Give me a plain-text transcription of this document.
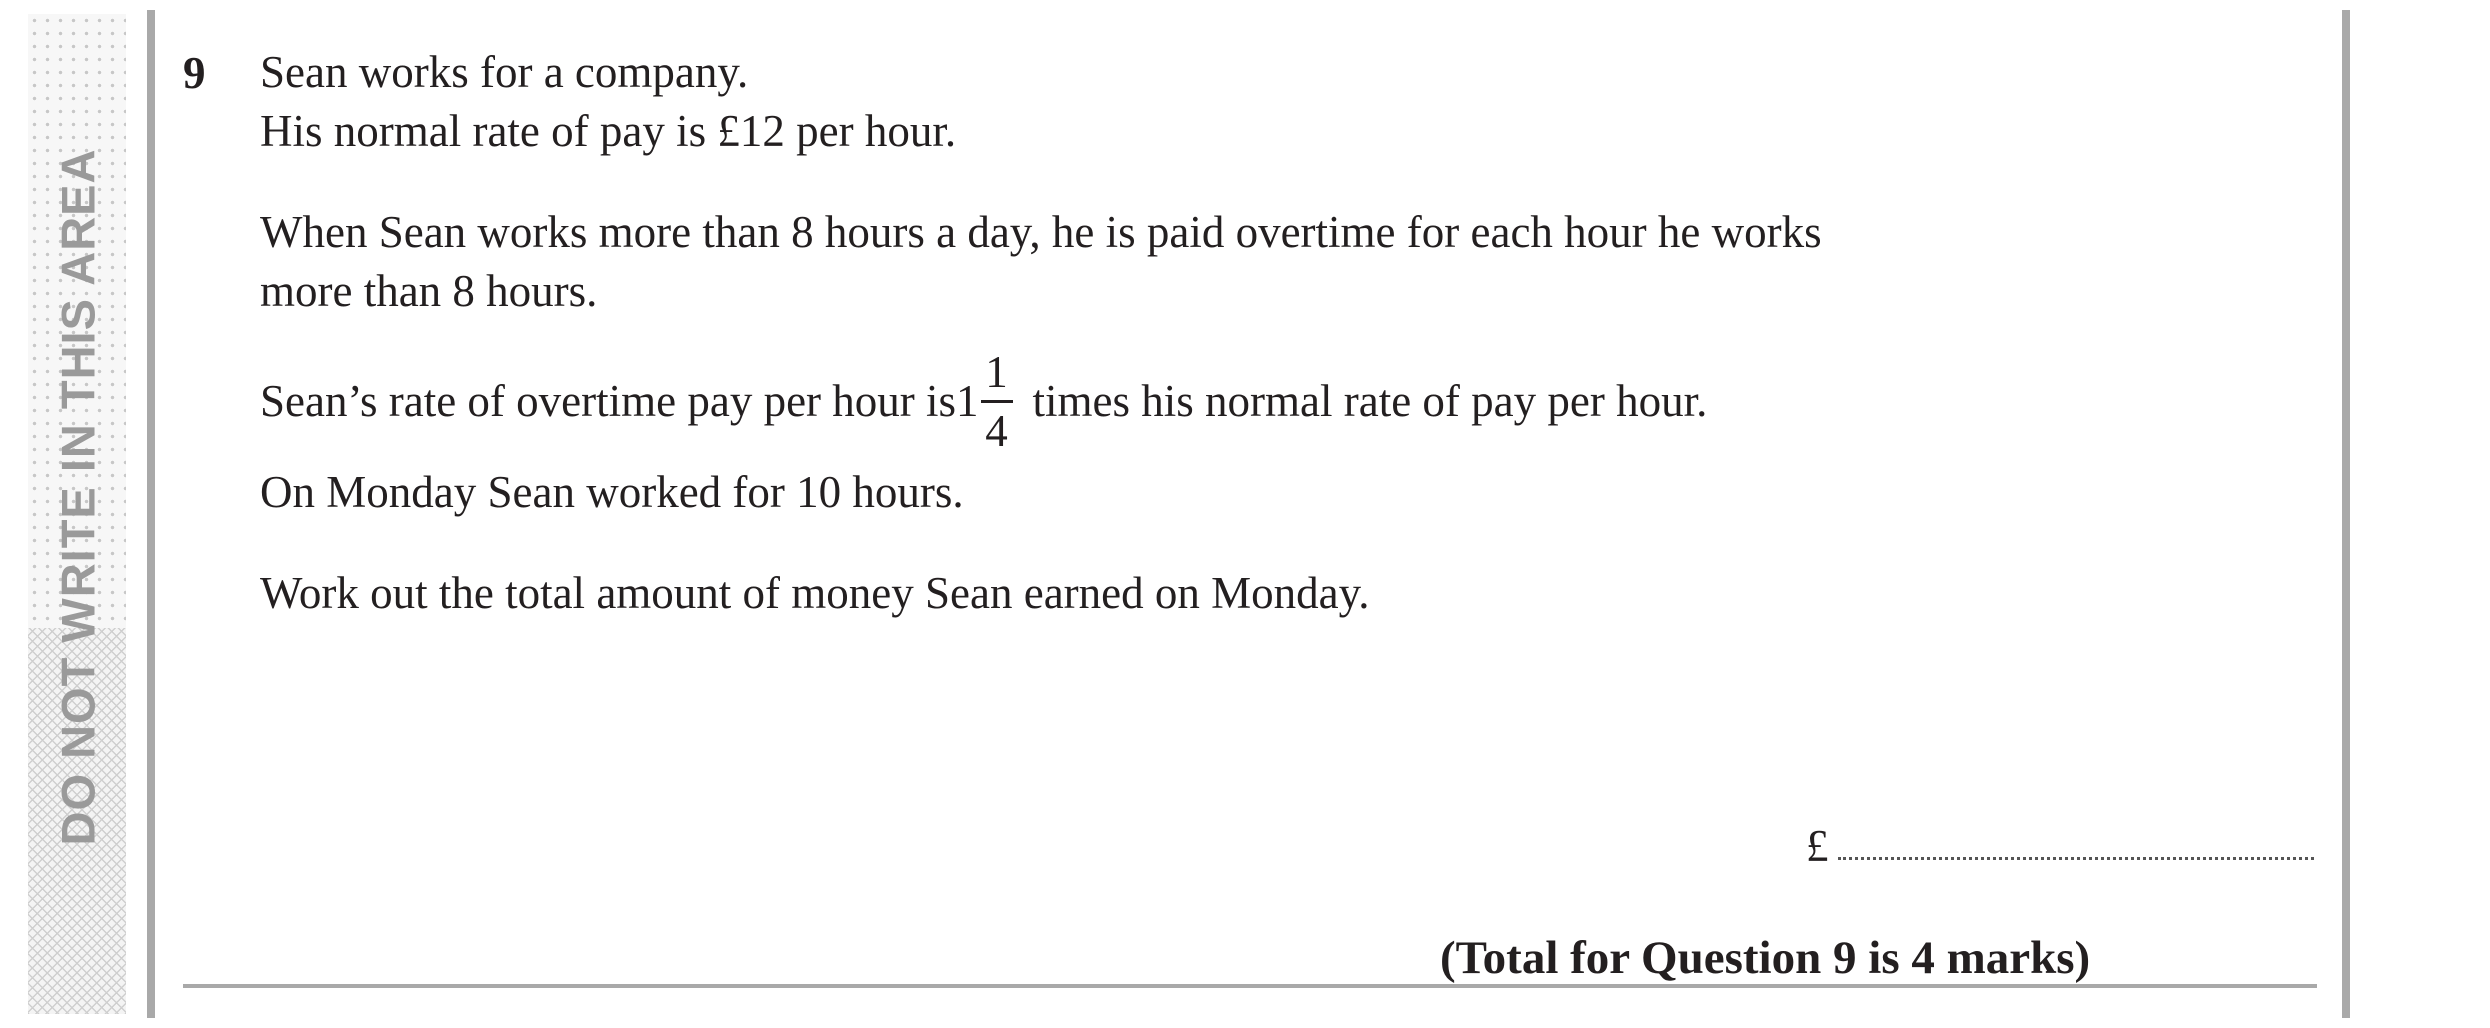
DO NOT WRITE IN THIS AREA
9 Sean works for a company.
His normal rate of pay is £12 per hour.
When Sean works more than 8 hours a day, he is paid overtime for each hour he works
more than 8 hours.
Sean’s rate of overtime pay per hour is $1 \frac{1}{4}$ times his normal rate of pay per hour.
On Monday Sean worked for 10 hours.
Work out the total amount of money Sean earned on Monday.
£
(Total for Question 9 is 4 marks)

--------

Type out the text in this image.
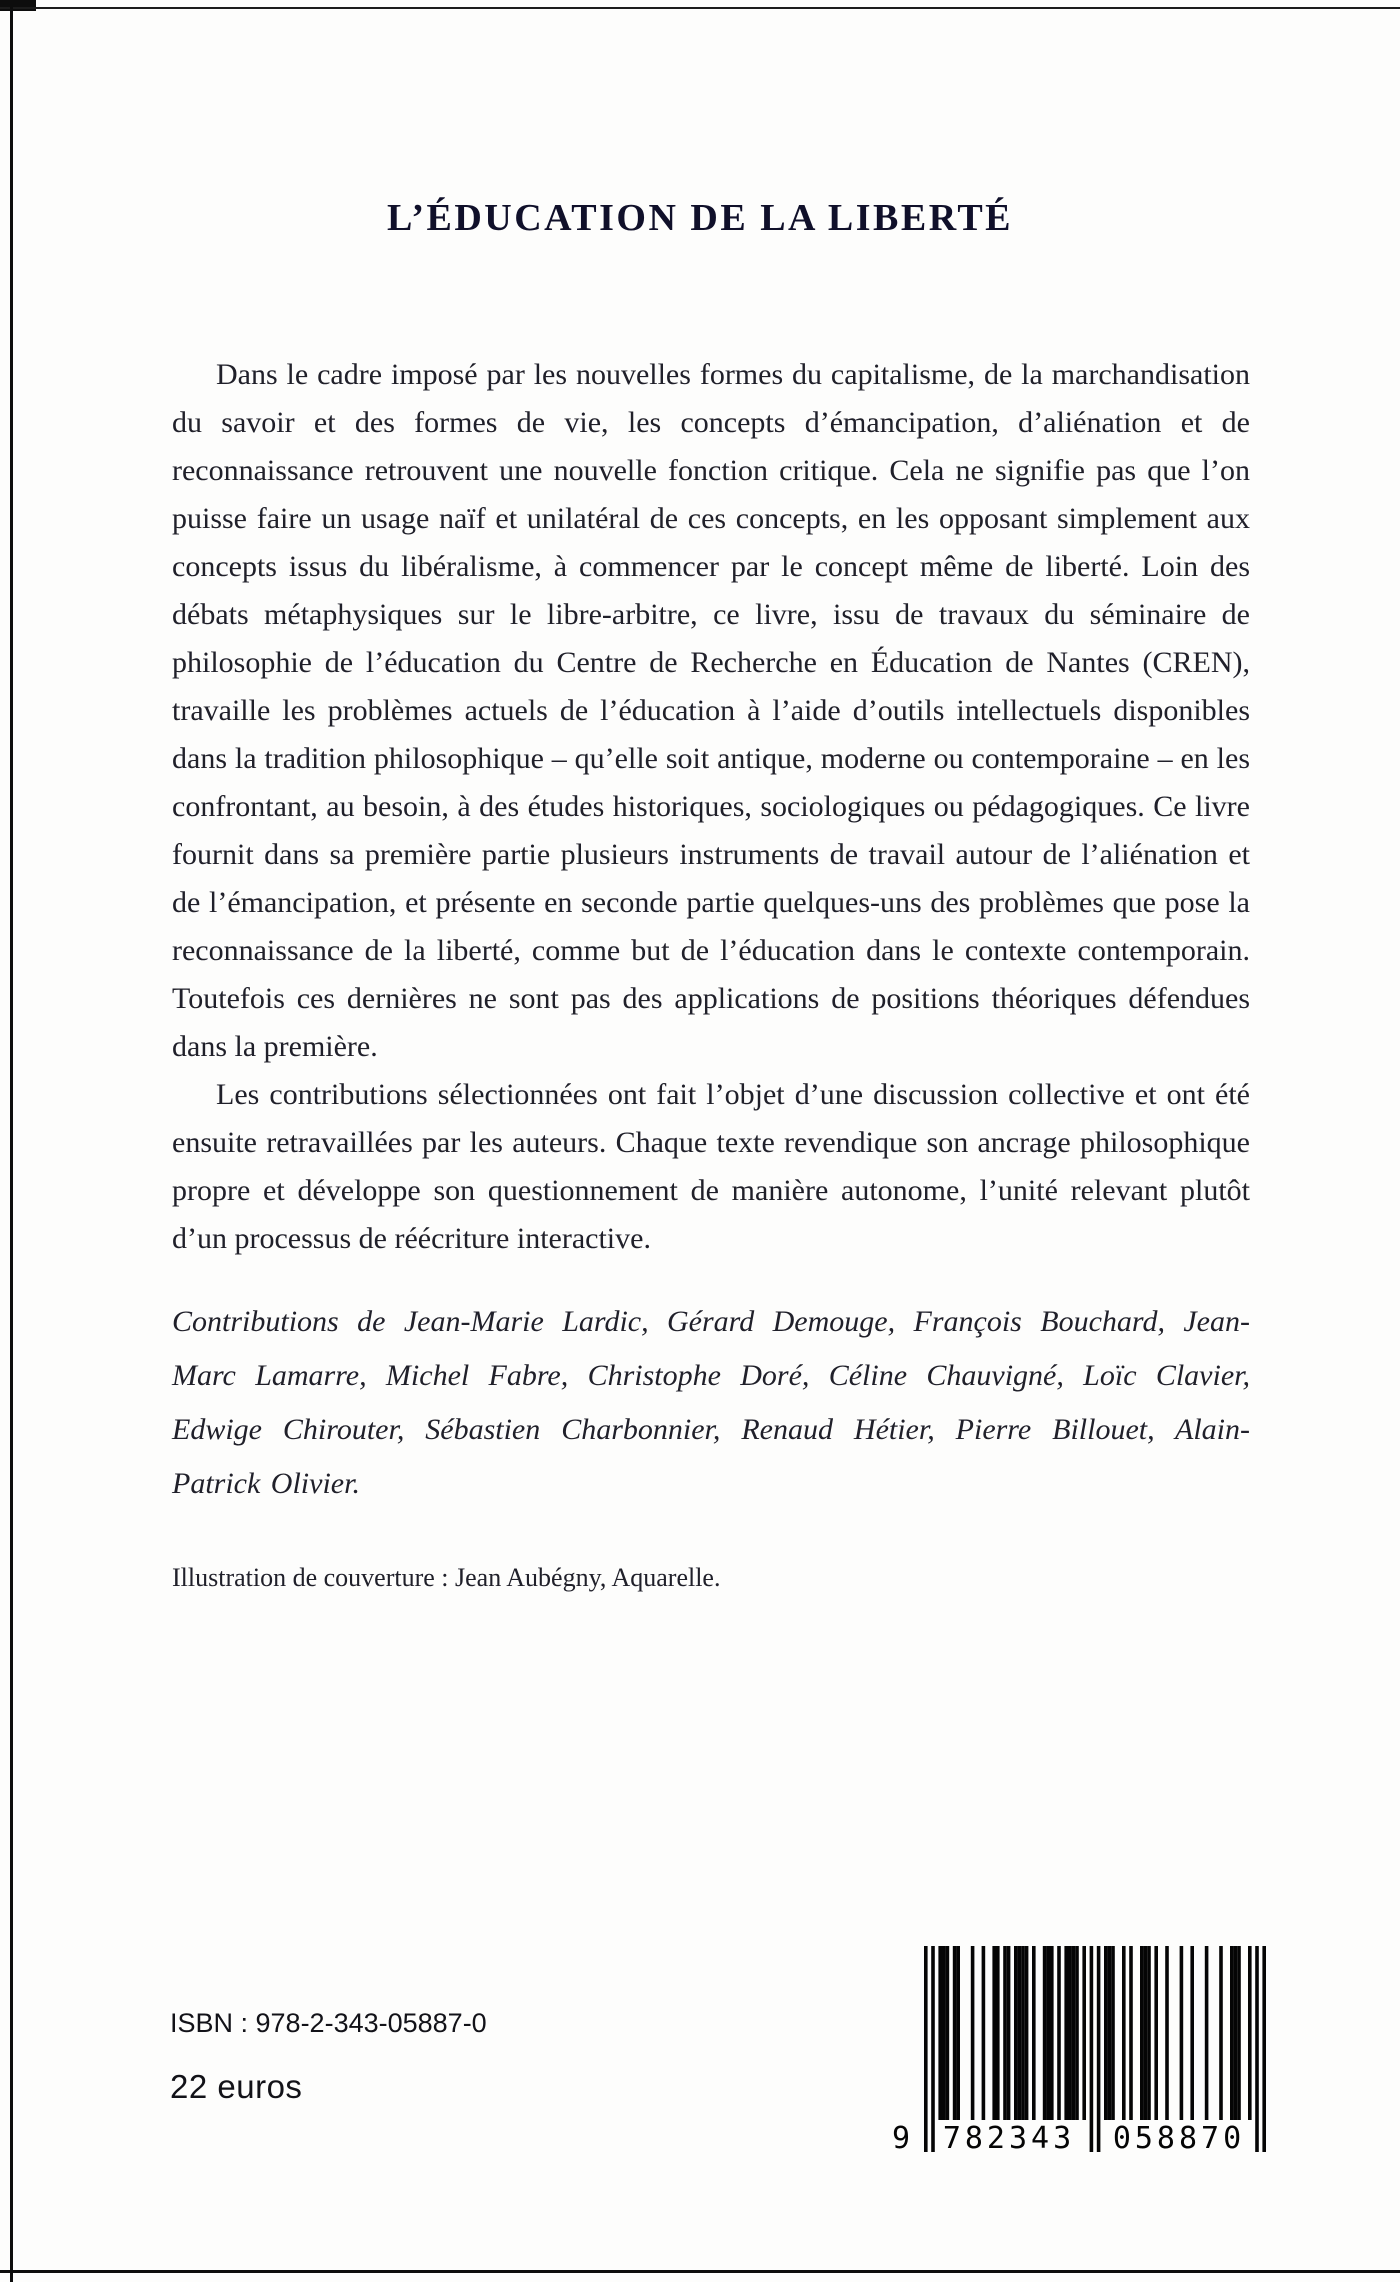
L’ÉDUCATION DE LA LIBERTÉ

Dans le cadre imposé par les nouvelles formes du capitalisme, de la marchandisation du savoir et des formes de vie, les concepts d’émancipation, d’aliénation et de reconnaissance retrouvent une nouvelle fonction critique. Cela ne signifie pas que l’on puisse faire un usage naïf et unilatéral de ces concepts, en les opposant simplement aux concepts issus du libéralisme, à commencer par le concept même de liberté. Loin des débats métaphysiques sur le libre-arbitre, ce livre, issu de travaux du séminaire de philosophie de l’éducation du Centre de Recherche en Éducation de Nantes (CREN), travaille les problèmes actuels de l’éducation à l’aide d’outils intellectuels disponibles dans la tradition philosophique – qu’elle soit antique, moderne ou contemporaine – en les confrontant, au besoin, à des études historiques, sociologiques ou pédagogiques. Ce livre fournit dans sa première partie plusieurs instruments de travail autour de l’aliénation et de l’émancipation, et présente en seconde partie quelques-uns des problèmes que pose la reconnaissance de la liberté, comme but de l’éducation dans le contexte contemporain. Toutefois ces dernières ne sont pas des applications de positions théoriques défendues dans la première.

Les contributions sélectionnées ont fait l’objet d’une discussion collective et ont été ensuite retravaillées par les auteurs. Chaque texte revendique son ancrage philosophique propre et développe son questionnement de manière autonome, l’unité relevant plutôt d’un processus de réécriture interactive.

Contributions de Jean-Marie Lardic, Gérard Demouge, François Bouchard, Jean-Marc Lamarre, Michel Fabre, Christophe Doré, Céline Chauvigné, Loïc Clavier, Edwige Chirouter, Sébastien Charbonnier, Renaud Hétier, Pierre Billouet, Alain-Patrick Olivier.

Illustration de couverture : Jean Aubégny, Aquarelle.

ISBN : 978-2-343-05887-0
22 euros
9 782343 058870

--------

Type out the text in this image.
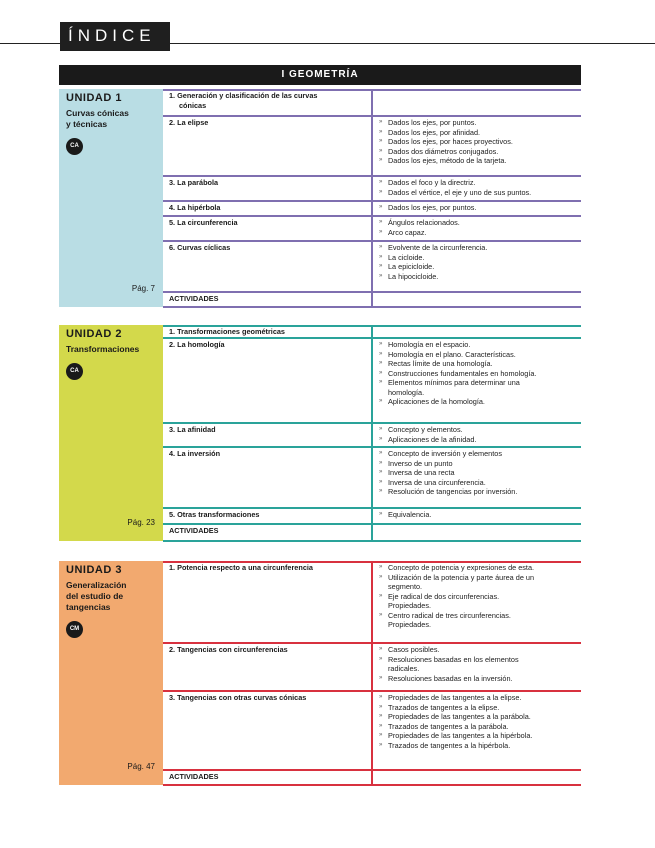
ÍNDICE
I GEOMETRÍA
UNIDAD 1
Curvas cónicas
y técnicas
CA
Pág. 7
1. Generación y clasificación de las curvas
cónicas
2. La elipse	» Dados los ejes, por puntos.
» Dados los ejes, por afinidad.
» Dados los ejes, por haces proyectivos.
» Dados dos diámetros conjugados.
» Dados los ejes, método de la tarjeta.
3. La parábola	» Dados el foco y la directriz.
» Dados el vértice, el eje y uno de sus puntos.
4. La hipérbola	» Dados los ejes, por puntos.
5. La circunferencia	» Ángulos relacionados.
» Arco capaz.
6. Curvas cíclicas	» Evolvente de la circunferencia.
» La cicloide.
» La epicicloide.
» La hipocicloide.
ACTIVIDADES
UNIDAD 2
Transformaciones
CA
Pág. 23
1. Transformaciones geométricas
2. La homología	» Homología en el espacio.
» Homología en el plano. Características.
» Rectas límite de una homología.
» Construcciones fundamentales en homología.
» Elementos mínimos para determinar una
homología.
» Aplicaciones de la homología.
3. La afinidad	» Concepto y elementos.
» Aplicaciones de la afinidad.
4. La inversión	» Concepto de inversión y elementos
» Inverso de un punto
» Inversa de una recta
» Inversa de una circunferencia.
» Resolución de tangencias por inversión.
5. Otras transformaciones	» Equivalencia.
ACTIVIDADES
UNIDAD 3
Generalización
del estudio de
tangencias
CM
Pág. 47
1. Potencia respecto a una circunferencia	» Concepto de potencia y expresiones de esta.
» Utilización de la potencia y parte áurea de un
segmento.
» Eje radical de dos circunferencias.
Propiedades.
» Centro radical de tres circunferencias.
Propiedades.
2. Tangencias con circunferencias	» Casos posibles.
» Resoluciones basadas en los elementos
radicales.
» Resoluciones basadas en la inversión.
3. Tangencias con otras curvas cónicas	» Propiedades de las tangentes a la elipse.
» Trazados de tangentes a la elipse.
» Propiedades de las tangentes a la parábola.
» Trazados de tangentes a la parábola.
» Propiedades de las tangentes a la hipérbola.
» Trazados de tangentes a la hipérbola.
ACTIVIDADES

--------

● **Written exercise**: For each line above that contains the word "Monday", copy that line.

● **Completed exercise**:
On Monday Sean worked for 10 hours.
Work out the total amount of money Sean earned on Monday.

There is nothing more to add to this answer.